- _WHAT YOU ARE ASKED TO DO_
Only lines holding the word "Cumulative" should be copied from the material.

--------

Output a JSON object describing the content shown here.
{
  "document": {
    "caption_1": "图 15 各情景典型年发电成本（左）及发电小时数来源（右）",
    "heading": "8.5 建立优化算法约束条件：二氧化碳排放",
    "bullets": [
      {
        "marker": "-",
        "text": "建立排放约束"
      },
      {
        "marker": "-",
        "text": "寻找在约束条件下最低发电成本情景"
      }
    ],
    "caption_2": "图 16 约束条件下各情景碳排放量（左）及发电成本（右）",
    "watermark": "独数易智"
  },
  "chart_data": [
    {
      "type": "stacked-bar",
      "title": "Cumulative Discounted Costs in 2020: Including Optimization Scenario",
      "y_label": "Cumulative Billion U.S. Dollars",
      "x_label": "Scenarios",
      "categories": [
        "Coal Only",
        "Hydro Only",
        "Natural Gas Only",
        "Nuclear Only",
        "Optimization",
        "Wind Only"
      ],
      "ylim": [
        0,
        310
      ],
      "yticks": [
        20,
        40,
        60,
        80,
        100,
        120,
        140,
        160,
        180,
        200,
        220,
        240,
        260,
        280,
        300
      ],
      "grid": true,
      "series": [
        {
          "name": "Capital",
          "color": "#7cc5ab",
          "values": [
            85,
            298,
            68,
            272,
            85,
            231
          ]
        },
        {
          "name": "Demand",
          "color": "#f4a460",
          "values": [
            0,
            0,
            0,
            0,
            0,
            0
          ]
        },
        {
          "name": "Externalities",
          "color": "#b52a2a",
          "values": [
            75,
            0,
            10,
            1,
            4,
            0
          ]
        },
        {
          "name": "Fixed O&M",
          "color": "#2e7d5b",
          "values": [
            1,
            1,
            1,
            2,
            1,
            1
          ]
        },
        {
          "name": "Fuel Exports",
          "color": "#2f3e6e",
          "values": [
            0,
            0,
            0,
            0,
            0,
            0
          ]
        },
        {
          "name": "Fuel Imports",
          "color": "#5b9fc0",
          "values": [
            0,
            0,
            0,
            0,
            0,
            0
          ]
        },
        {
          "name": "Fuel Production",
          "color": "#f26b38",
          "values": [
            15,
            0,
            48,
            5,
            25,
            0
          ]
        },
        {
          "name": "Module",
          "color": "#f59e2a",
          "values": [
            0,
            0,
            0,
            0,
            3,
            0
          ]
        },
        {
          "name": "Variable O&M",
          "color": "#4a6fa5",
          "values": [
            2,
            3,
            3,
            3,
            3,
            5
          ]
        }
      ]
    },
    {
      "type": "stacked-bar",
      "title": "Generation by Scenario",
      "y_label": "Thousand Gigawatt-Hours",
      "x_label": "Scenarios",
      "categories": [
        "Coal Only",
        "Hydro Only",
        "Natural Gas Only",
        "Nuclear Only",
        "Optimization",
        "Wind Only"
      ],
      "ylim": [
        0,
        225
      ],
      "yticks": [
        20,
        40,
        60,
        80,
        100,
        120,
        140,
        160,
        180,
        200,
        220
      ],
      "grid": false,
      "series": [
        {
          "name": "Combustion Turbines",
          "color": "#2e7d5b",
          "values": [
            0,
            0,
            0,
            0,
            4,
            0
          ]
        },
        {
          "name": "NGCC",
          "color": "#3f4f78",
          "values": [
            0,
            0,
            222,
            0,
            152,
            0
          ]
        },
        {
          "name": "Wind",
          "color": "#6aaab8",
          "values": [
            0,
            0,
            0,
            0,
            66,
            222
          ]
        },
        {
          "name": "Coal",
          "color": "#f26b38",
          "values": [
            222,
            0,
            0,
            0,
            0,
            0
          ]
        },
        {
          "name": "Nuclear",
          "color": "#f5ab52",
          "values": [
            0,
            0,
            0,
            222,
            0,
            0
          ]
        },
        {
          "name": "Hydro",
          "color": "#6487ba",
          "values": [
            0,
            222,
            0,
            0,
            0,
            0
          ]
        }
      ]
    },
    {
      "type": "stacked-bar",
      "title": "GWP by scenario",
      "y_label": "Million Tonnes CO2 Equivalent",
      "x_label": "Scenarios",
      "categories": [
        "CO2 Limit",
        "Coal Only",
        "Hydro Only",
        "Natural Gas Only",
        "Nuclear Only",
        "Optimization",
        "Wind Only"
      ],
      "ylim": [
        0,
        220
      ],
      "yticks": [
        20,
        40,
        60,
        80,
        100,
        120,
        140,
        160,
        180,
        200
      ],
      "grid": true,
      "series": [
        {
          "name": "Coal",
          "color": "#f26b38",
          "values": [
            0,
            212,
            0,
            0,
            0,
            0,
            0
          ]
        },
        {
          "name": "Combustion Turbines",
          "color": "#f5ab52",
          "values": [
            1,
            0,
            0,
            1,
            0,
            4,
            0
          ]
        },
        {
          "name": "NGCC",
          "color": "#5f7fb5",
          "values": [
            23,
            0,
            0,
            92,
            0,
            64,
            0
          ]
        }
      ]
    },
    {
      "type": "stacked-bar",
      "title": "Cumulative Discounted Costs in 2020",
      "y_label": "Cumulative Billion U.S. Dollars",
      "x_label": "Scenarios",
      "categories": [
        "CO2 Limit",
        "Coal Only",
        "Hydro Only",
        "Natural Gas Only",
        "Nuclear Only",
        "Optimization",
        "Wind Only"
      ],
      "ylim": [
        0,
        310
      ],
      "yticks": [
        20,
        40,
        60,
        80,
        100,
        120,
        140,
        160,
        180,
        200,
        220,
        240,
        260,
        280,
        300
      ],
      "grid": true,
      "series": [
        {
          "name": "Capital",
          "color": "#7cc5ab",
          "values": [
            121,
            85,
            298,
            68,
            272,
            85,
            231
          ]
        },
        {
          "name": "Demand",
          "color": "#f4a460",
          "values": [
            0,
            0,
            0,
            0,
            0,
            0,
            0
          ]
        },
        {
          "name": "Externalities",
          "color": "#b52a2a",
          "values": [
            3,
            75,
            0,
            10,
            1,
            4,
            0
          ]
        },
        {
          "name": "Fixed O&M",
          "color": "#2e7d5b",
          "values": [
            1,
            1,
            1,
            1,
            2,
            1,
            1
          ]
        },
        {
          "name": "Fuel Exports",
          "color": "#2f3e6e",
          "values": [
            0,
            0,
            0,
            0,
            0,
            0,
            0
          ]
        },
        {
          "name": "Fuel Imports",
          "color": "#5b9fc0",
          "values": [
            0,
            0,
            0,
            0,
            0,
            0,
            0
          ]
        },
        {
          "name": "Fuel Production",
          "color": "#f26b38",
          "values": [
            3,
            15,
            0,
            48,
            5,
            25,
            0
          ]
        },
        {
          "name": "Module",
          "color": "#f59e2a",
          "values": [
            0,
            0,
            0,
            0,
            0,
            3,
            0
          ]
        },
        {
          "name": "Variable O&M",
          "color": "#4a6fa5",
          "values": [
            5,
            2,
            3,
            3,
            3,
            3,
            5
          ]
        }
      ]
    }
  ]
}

--------

- _REPLY_
      "title": "Cumulative Discounted Costs in 2020: Including Optimization Scenario",
      "y_label": "Cumulative Billion U.S. Dollars",
      "title": "Cumulative Discounted Costs in 2020",
      "y_label": "Cumulative Billion U.S. Dollars",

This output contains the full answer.